Your task:
From the entries below, copy every line holding the word "times".

Saved data entries:
= = = =

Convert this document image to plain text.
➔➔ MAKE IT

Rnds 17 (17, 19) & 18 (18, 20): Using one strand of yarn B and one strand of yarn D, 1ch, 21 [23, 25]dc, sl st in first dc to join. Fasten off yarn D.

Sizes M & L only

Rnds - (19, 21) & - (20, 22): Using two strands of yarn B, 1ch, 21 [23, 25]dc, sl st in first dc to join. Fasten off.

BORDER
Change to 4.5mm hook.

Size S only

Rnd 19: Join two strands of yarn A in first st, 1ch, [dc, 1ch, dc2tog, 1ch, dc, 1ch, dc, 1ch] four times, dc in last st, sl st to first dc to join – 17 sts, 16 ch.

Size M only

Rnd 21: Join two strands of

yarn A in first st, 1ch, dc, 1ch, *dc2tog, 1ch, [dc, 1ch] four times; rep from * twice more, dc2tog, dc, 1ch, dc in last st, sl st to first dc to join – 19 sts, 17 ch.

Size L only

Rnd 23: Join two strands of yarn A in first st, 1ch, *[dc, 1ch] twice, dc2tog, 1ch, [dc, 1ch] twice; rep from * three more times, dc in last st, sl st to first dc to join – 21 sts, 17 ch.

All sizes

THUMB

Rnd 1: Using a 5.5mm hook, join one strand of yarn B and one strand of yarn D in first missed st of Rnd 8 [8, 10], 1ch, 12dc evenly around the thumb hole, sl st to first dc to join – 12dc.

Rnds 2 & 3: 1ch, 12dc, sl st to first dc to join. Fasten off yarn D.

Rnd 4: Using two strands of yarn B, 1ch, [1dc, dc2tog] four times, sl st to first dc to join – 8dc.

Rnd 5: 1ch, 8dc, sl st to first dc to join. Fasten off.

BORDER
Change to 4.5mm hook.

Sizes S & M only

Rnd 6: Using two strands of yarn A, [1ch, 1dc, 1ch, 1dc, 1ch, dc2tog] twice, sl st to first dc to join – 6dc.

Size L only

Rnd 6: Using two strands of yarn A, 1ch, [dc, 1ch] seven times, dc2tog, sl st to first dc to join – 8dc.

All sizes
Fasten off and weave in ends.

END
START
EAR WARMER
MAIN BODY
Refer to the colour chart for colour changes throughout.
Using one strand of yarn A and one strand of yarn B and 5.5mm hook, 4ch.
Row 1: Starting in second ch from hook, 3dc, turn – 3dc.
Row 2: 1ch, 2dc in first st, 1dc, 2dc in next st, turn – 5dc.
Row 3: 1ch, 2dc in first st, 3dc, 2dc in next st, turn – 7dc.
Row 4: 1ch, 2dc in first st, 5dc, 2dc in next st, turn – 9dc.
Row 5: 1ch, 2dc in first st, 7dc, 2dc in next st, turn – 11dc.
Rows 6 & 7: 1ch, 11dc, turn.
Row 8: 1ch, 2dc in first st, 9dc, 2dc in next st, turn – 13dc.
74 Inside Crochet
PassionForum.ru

= = = =

Correct response:
Rnd 19: Join two strands of yarn A in first st, 1ch, [dc, 1ch, dc2tog, 1ch, dc, 1ch, dc, 1ch] four times, dc in last st, sl st to first dc to join – 17 sts, 16 ch.
yarn A in first st, 1ch, dc, 1ch, *dc2tog, 1ch, [dc, 1ch] four times; rep from * twice more, dc2tog, dc, 1ch, dc in last st, sl st to first dc to join – 19 sts, 17 ch.
Rnd 23: Join two strands of yarn A in first st, 1ch, *[dc, 1ch] twice, dc2tog, 1ch, [dc, 1ch] twice; rep from * three more times, dc in last st, sl st to first dc to join – 21 sts, 17 ch.
Rnd 4: Using two strands of yarn B, 1ch, [1dc, dc2tog] four times, sl st to first dc to join – 8dc.
Rnd 6: Using two strands of yarn A, 1ch, [dc, 1ch] seven times, dc2tog, sl st to first dc to join – 8dc.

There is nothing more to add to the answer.